[begin Exercise material]

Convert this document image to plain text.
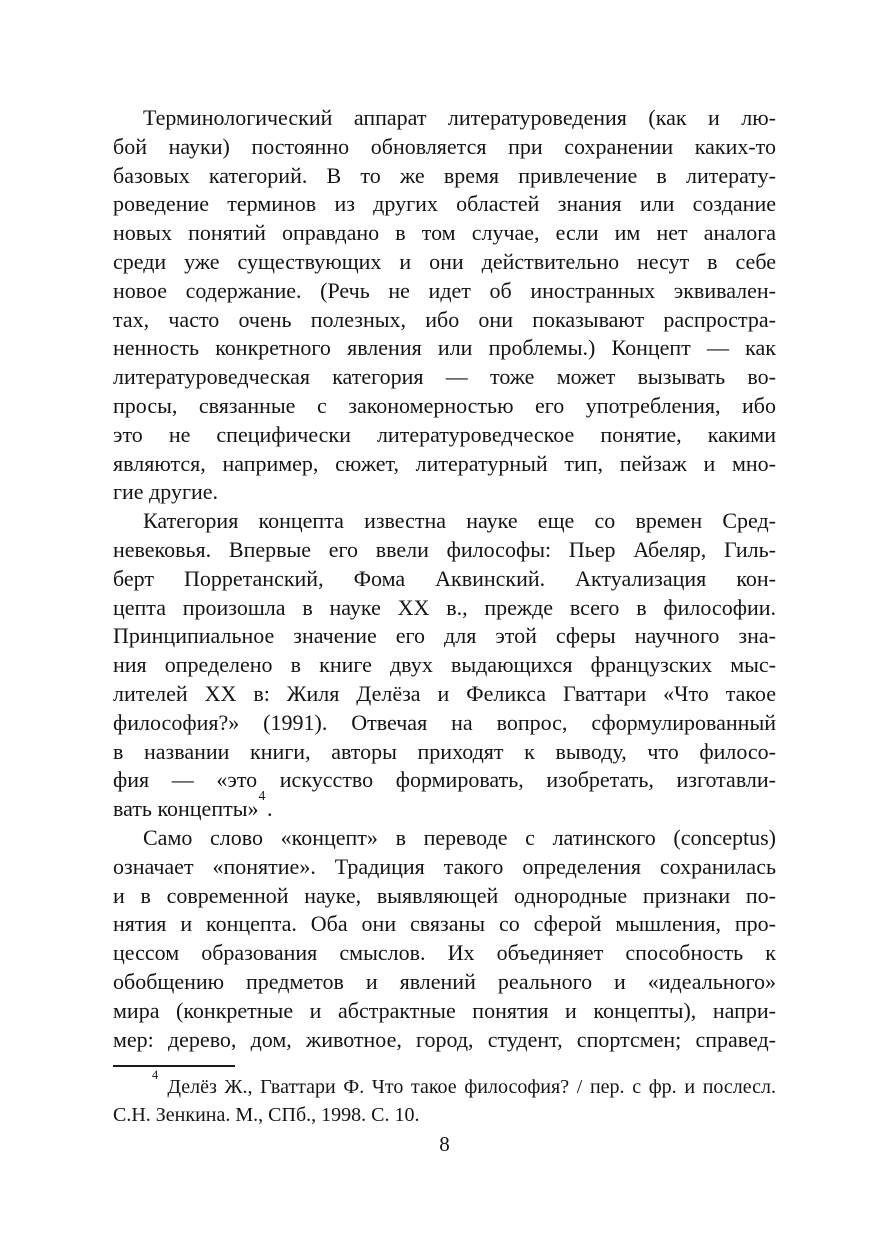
Терминологический аппарат литературоведения (как и лю-
бой науки) постоянно обновляется при сохранении каких-то
базовых категорий. В то же время привлечение в литерату-
роведение терминов из других областей знания или создание
новых понятий оправдано в том случае, если им нет аналога
среди уже существующих и они действительно несут в себе
новое содержание. (Речь не идет об иностранных эквивален-
тах, часто очень полезных, ибо они показывают распростра-
ненность конкретного явления или проблемы.) Концепт — как
литературоведческая категория — тоже может вызывать во-
просы, связанные с закономерностью его употребления, ибо
это не специфически литературоведческое понятие, какими
являются, например, сюжет, литературный тип, пейзаж и мно-
гие другие.
Категория концепта известна науке еще со времен Сред-
невековья. Впервые его ввели философы: Пьер Абеляр, Гиль-
берт Порретанский, Фома Аквинский. Актуализация кон-
цепта произошла в науке XX в., прежде всего в философии.
Принципиальное значение его для этой сферы научного зна-
ния определено в книге двух выдающихся французских мыс-
лителей XX в: Жиля Делёза и Феликса Гваттари «Что такое
философия?» (1991). Отвечая на вопрос, сформулированный
в названии книги, авторы приходят к выводу, что филосо-
фия — «это искусство формировать, изобретать, изготавли-
вать концепты»$^4$.
Само слово «концепт» в переводе с латинского (conceptus)
означает «понятие». Традиция такого определения сохранилась
и в современной науке, выявляющей однородные признаки по-
нятия и концепта. Оба они связаны со сферой мышления, про-
цессом образования смыслов. Их объединяет способность к
обобщению предметов и явлений реального и «идеального»
мира (конкретные и абстрактные понятия и концепты), напри-
мер: дерево, дом, животное, город, студент, спортсмен; справед-
$^4$ Делёз Ж., Гваттари Ф. Что такое философия? / пер. с фр. и послесл.
С.Н. Зенкина. М., СПб., 1998. С. 10.
8
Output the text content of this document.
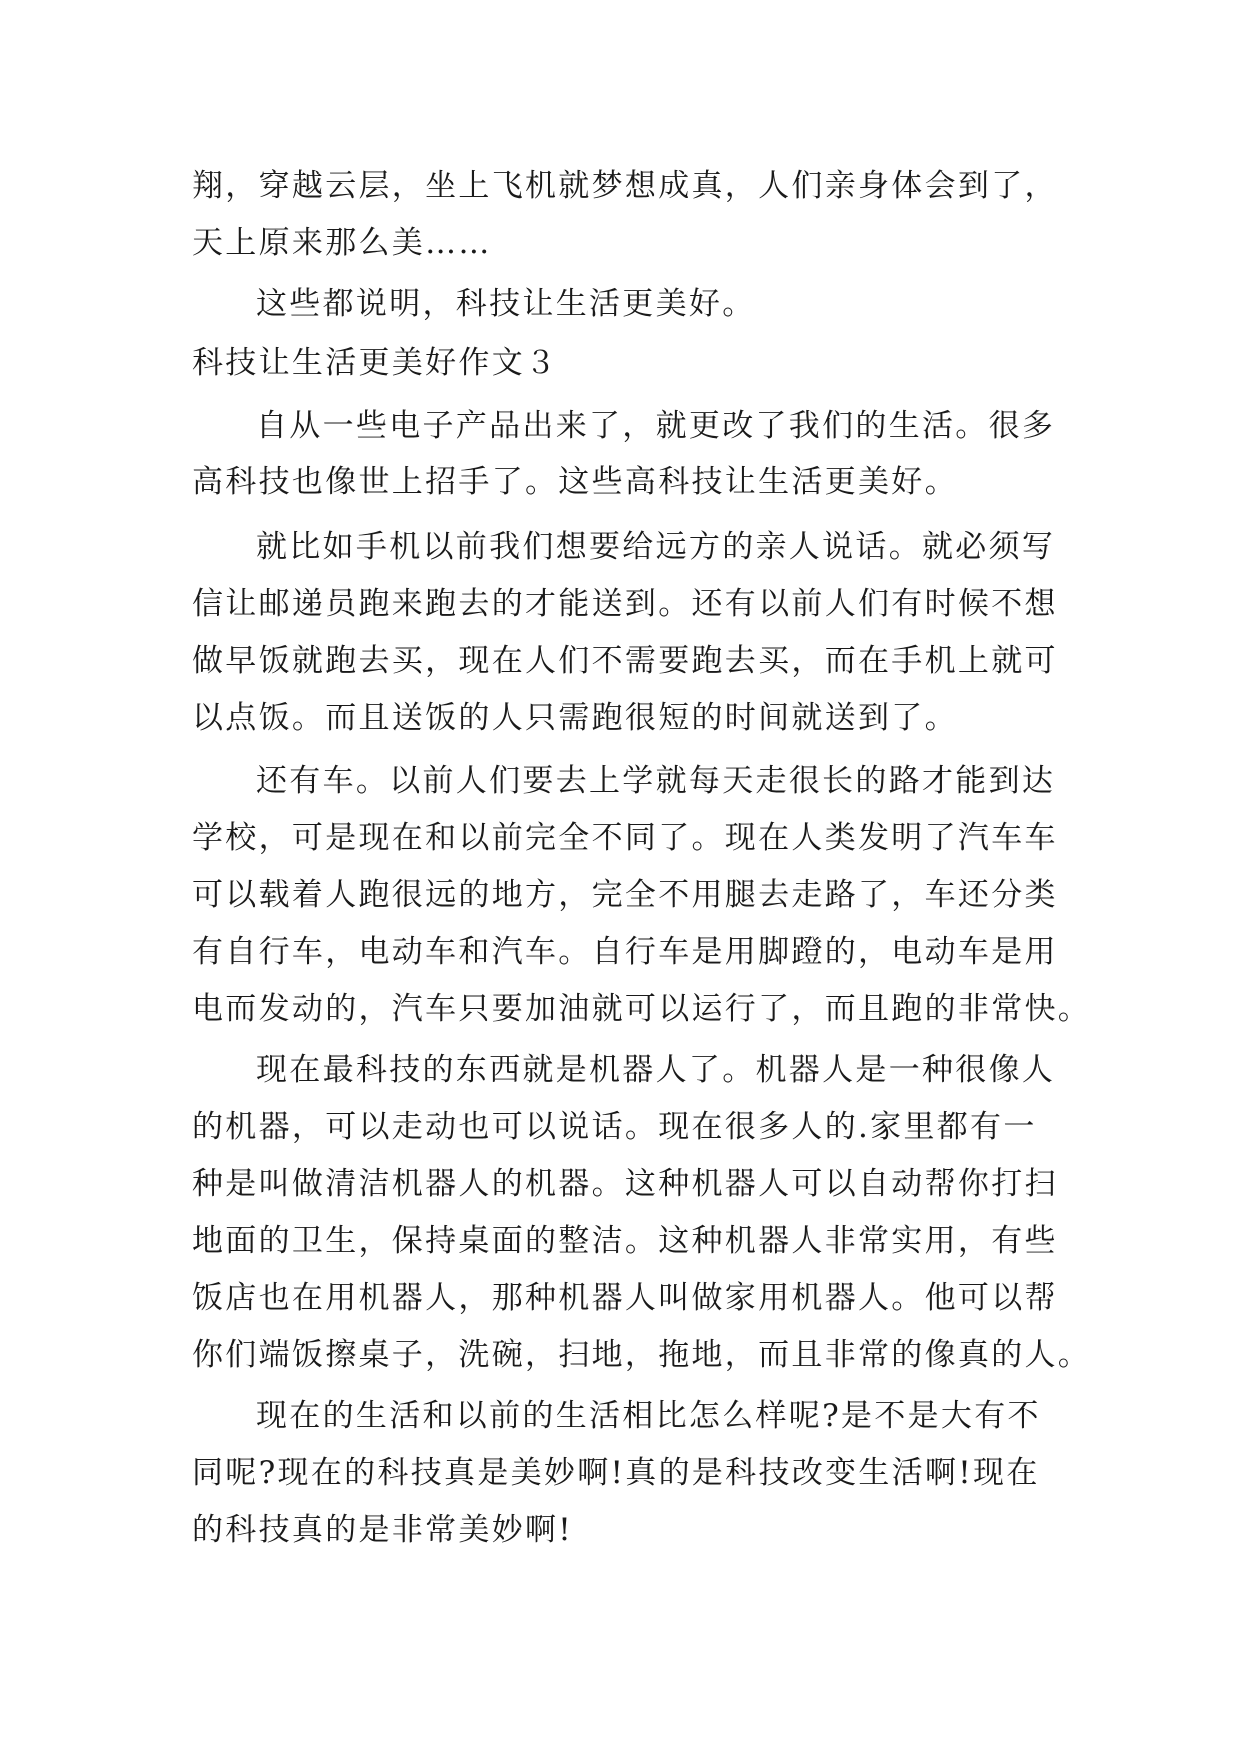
翔，穿越云层，坐上飞机就梦想成真，人们亲身体会到了，
天上原来那么美……
这些都说明，科技让生活更美好。
科技让生活更美好作文３
自从一些电子产品出来了，就更改了我们的生活。很多
高科技也像世上招手了。这些高科技让生活更美好。
就比如手机以前我们想要给远方的亲人说话。就必须写
信让邮递员跑来跑去的才能送到。还有以前人们有时候不想
做早饭就跑去买，现在人们不需要跑去买，而在手机上就可
以点饭。而且送饭的人只需跑很短的时间就送到了。
还有车。以前人们要去上学就每天走很长的路才能到达
学校，可是现在和以前完全不同了。现在人类发明了汽车车
可以载着人跑很远的地方，完全不用腿去走路了，车还分类
有自行车，电动车和汽车。自行车是用脚蹬的，电动车是用
电而发动的，汽车只要加油就可以运行了，而且跑的非常快。
现在最科技的东西就是机器人了。机器人是一种很像人
的机器，可以走动也可以说话。现在很多人的.家里都有一
种是叫做清洁机器人的机器。这种机器人可以自动帮你打扫
地面的卫生，保持桌面的整洁。这种机器人非常实用，有些
饭店也在用机器人，那种机器人叫做家用机器人。他可以帮
你们端饭擦桌子，洗碗，扫地，拖地，而且非常的像真的人。
现在的生活和以前的生活相比怎么样呢?是不是大有不
同呢?现在的科技真是美妙啊!真的是科技改变生活啊!现在
的科技真的是非常美妙啊!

[end Exercise material]

Omit the pictures and reproduce the listing exactly.

▶ **Problem solution**:
Convert this document image to plain text.
Терминологический аппарат литературоведения (как и лю-
бой науки) постоянно обновляется при сохранении каких-то
базовых категорий. В то же время привлечение в литерату-
роведение терминов из других областей знания или создание
новых понятий оправдано в том случае, если им нет аналога
среди уже существующих и они действительно несут в себе
новое содержание. (Речь не идет об иностранных эквивален-
тах, часто очень полезных, ибо они показывают распростра-
ненность конкретного явления или проблемы.) Концепт — как
литературоведческая категория — тоже может вызывать во-
просы, связанные с закономерностью его употребления, ибо
это не специфически литературоведческое понятие, какими
являются, например, сюжет, литературный тип, пейзаж и мно-
гие другие.
Категория концепта известна науке еще со времен Сред-
невековья. Впервые его ввели философы: Пьер Абеляр, Гиль-
берт Порретанский, Фома Аквинский. Актуализация кон-
цепта произошла в науке XX в., прежде всего в философии.
Принципиальное значение его для этой сферы научного зна-
ния определено в книге двух выдающихся французских мыс-
лителей XX в: Жиля Делёза и Феликса Гваттари «Что такое
философия?» (1991). Отвечая на вопрос, сформулированный
в названии книги, авторы приходят к выводу, что филосо-
фия — «это искусство формировать, изобретать, изготавли-
вать концепты»$^4$.
Само слово «концепт» в переводе с латинского (conceptus)
означает «понятие». Традиция такого определения сохранилась
и в современной науке, выявляющей однородные признаки по-
нятия и концепта. Оба они связаны со сферой мышления, про-
цессом образования смыслов. Их объединяет способность к
обобщению предметов и явлений реального и «идеального»
мира (конкретные и абстрактные понятия и концепты), напри-
мер: дерево, дом, животное, город, студент, спортсмен; справед-
$^4$ Делёз Ж., Гваттари Ф. Что такое философия? / пер. с фр. и послесл.
С.Н. Зенкина. М., СПб., 1998. С. 10.
8
Output the text content of this document.
翔，穿越云层，坐上飞机就梦想成真，人们亲身体会到了，
天上原来那么美……
这些都说明，科技让生活更美好。
科技让生活更美好作文３
自从一些电子产品出来了，就更改了我们的生活。很多
高科技也像世上招手了。这些高科技让生活更美好。
就比如手机以前我们想要给远方的亲人说话。就必须写
信让邮递员跑来跑去的才能送到。还有以前人们有时候不想
做早饭就跑去买，现在人们不需要跑去买，而在手机上就可
以点饭。而且送饭的人只需跑很短的时间就送到了。
还有车。以前人们要去上学就每天走很长的路才能到达
学校，可是现在和以前完全不同了。现在人类发明了汽车车
可以载着人跑很远的地方，完全不用腿去走路了，车还分类
有自行车，电动车和汽车。自行车是用脚蹬的，电动车是用
电而发动的，汽车只要加油就可以运行了，而且跑的非常快。
现在最科技的东西就是机器人了。机器人是一种很像人
的机器，可以走动也可以说话。现在很多人的.家里都有一
种是叫做清洁机器人的机器。这种机器人可以自动帮你打扫
地面的卫生，保持桌面的整洁。这种机器人非常实用，有些
饭店也在用机器人，那种机器人叫做家用机器人。他可以帮
你们端饭擦桌子，洗碗，扫地，拖地，而且非常的像真的人。
现在的生活和以前的生活相比怎么样呢?是不是大有不
同呢?现在的科技真是美妙啊!真的是科技改变生活啊!现在
的科技真的是非常美妙啊!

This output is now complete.